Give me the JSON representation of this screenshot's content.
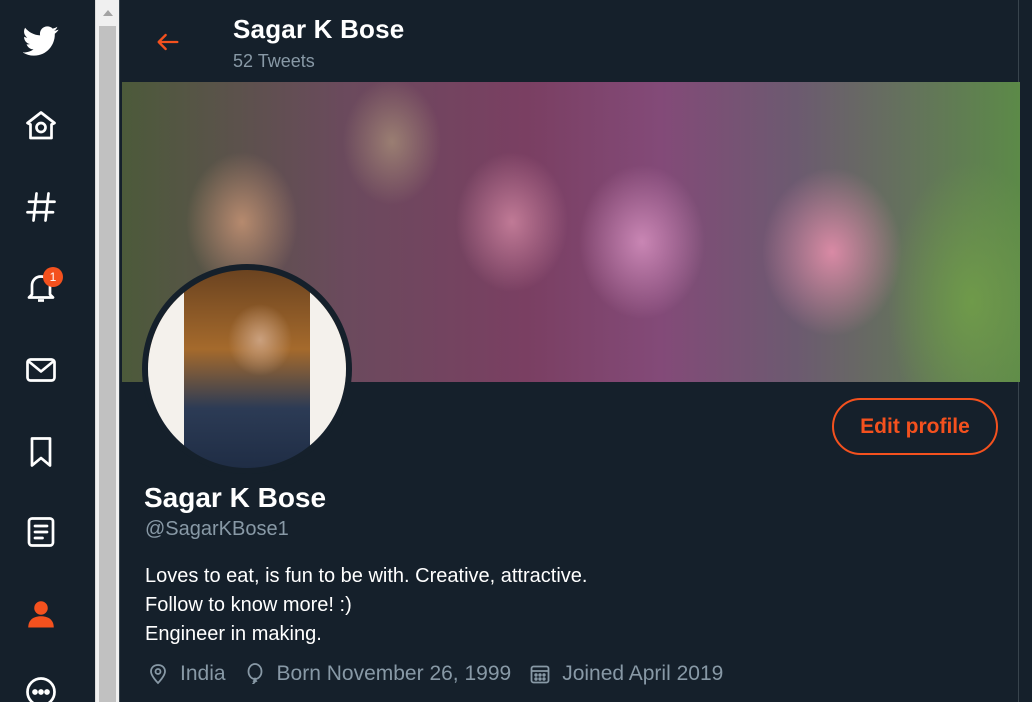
{
  "colors": {
    "background": "#15202b",
    "accent": "#f4511e",
    "muted": "#8899a6",
    "text": "#ffffff"
  },
  "nav": {
    "items": [
      {
        "name": "twitter-logo",
        "icon": "twitter-bird-icon"
      },
      {
        "name": "home",
        "icon": "home-icon"
      },
      {
        "name": "explore",
        "icon": "hashtag-icon"
      },
      {
        "name": "notifications",
        "icon": "bell-icon",
        "badge": "1"
      },
      {
        "name": "messages",
        "icon": "envelope-icon"
      },
      {
        "name": "bookmarks",
        "icon": "bookmark-icon"
      },
      {
        "name": "lists",
        "icon": "list-icon"
      },
      {
        "name": "profile",
        "icon": "person-icon",
        "active": true
      },
      {
        "name": "more",
        "icon": "more-icon"
      }
    ]
  },
  "header": {
    "name": "Sagar K Bose",
    "tweet_count": "52 Tweets",
    "back_icon": "arrow-left-icon"
  },
  "profile": {
    "edit_button": "Edit profile",
    "name": "Sagar K Bose",
    "handle": "@SagarKBose1",
    "bio": [
      "Loves to eat, is fun to be with. Creative, attractive.",
      "Follow to know more! :)",
      "Engineer in making."
    ],
    "location": "India",
    "born": "Born November 26, 1999",
    "joined": "Joined April 2019"
  }
}
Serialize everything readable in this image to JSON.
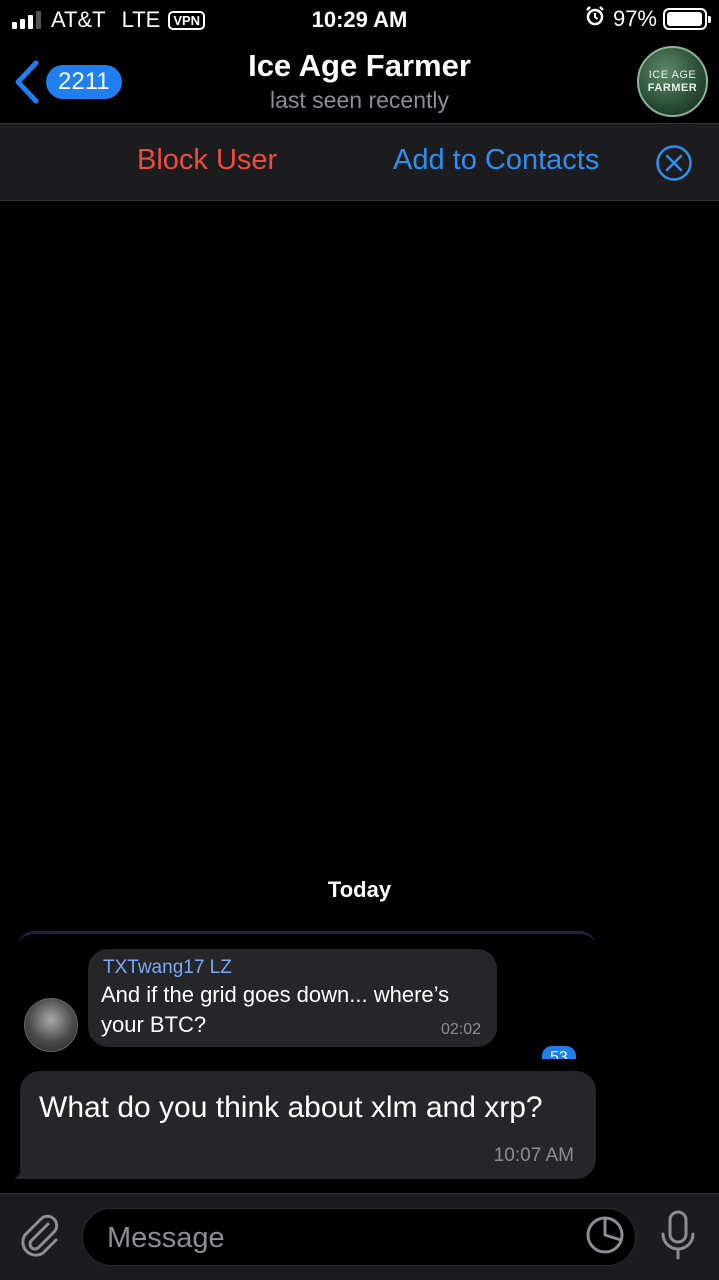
{
  "status_bar": {
    "carrier": "AT&T",
    "network": "LTE",
    "vpn": "VPN",
    "time": "10:29 AM",
    "battery": "97%",
    "battery_level": 0.97,
    "icons": [
      "signal-icon",
      "alarm-icon",
      "battery-icon"
    ]
  },
  "header": {
    "back_count": "2211",
    "title": "Ice Age Farmer",
    "subtitle": "last seen recently",
    "avatar_line1": "ICE AGE",
    "avatar_line2": "FARMER"
  },
  "actions": {
    "block": "Block User",
    "add": "Add to Contacts"
  },
  "chat": {
    "date": "Today",
    "forwarded": {
      "sender": "TXTwang17 LZ",
      "text": "And if the grid goes down... where’s your BTC?",
      "time": "02:02",
      "badge": "53"
    },
    "message": {
      "text": "What do you think about xlm and xrp?",
      "time": "10:07 AM"
    }
  },
  "input": {
    "placeholder": "Message"
  },
  "colors": {
    "accent": "#1f7ff0",
    "danger": "#eb4d3d",
    "bubble": "#262628",
    "bar": "#1c1c1e"
  }
}
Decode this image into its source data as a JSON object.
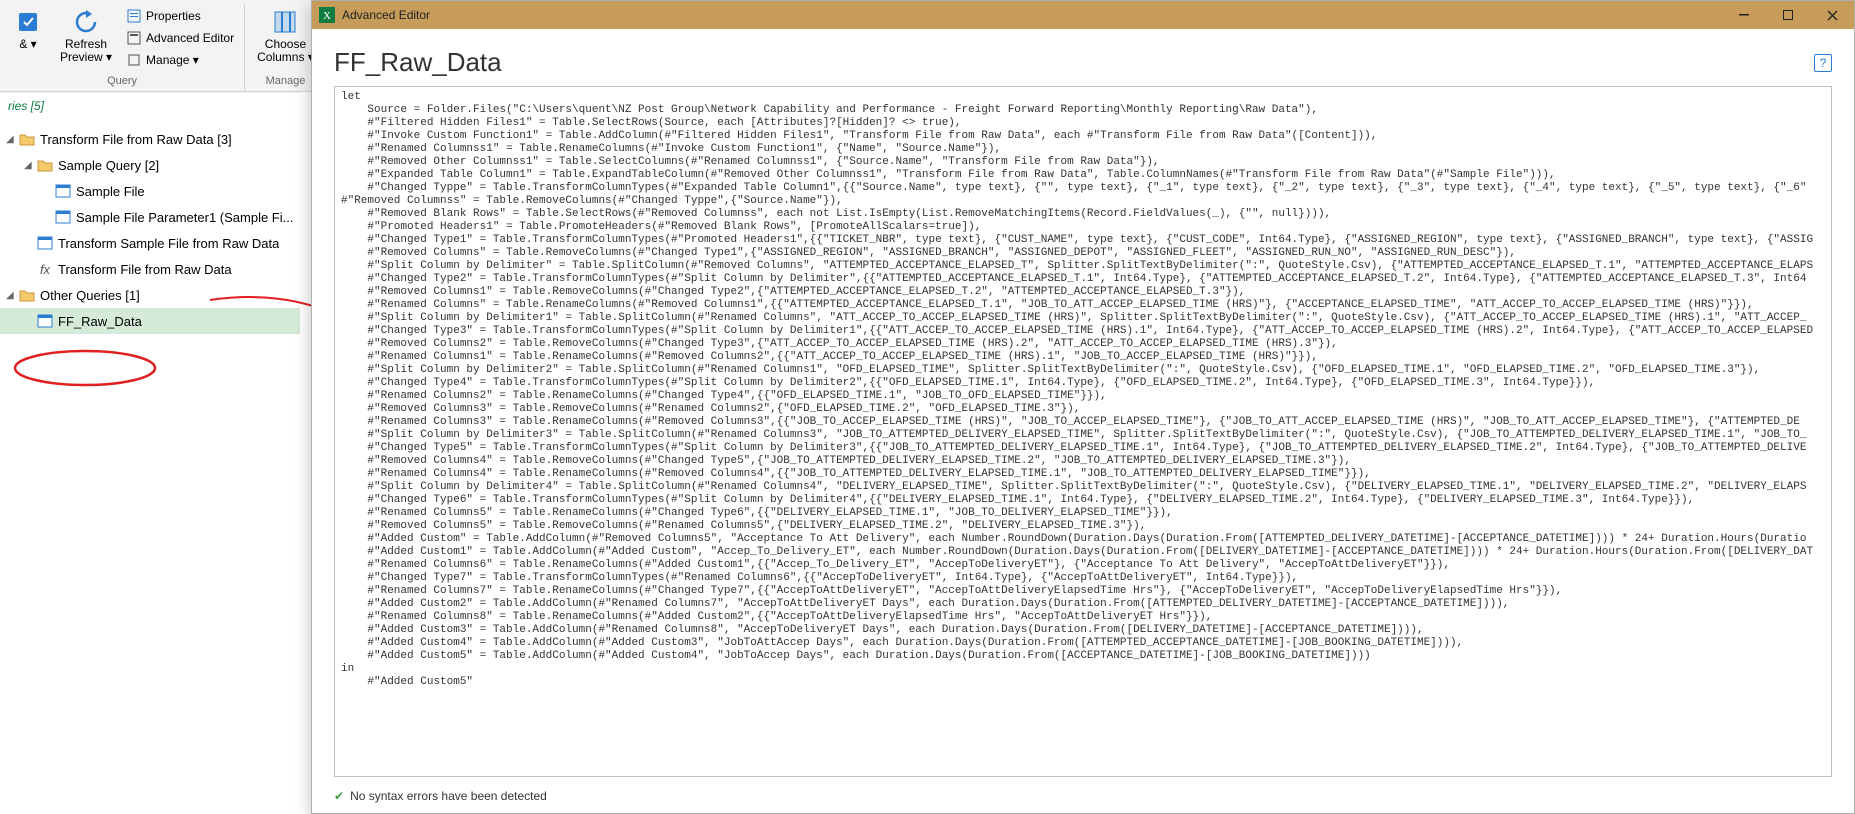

• Direction: Retype every record above exactly as written, but leave out the pictures.

• Response to this exercise:
Give me the JSON representation of this screenshot's content.
{
  "colors": {
    "background": "#15202b",
    "accent": "#f4511e",
    "muted": "#8899a6",
    "text": "#ffffff"
  },
  "nav": {
    "items": [
      {
        "name": "twitter-logo",
        "icon": "twitter-bird-icon"
      },
      {
        "name": "home",
        "icon": "home-icon"
      },
      {
        "name": "explore",
        "icon": "hashtag-icon"
      },
      {
        "name": "notifications",
        "icon": "bell-icon",
        "badge": "1"
      },
      {
        "name": "messages",
        "icon": "envelope-icon"
      },
      {
        "name": "bookmarks",
        "icon": "bookmark-icon"
      },
      {
        "name": "lists",
        "icon": "list-icon"
      },
      {
        "name": "profile",
        "icon": "person-icon",
        "active": true
      },
      {
        "name": "more",
        "icon": "more-icon"
      }
    ]
  },
  "header": {
    "name": "Sagar K Bose",
    "tweet_count": "52 Tweets",
    "back_icon": "arrow-left-icon"
  },
  "profile": {
    "edit_button": "Edit profile",
    "name": "Sagar K Bose",
    "handle": "@SagarKBose1",
    "bio": [
      "Loves to eat, is fun to be with. Creative, attractive.",
      "Follow to know more! :)",
      "Engineer in making."
    ],
    "location": "India",
    "born": "Born November 26, 1999",
    "joined": "Joined April 2019"
  }
}
Serialize everything readable in this image to JSON.
{
  "status_bar": {
    "carrier": "AT&T",
    "network": "LTE",
    "vpn": "VPN",
    "time": "10:29 AM",
    "battery": "97%",
    "battery_level": 0.97,
    "icons": [
      "signal-icon",
      "alarm-icon",
      "battery-icon"
    ]
  },
  "header": {
    "back_count": "2211",
    "title": "Ice Age Farmer",
    "subtitle": "last seen recently",
    "avatar_line1": "ICE AGE",
    "avatar_line2": "FARMER"
  },
  "actions": {
    "block": "Block User",
    "add": "Add to Contacts"
  },
  "chat": {
    "date": "Today",
    "forwarded": {
      "sender": "TXTwang17 LZ",
      "text": "And if the grid goes down... where’s your BTC?",
      "time": "02:02",
      "badge": "53"
    },
    "message": {
      "text": "What do you think about xlm and xrp?",
      "time": "10:07 AM"
    }
  },
  "input": {
    "placeholder": "Message"
  },
  "colors": {
    "accent": "#1f7ff0",
    "danger": "#eb4d3d",
    "bubble": "#262628",
    "bar": "#1c1c1e"
  }
}
Decode this image into its source data as a JSON object.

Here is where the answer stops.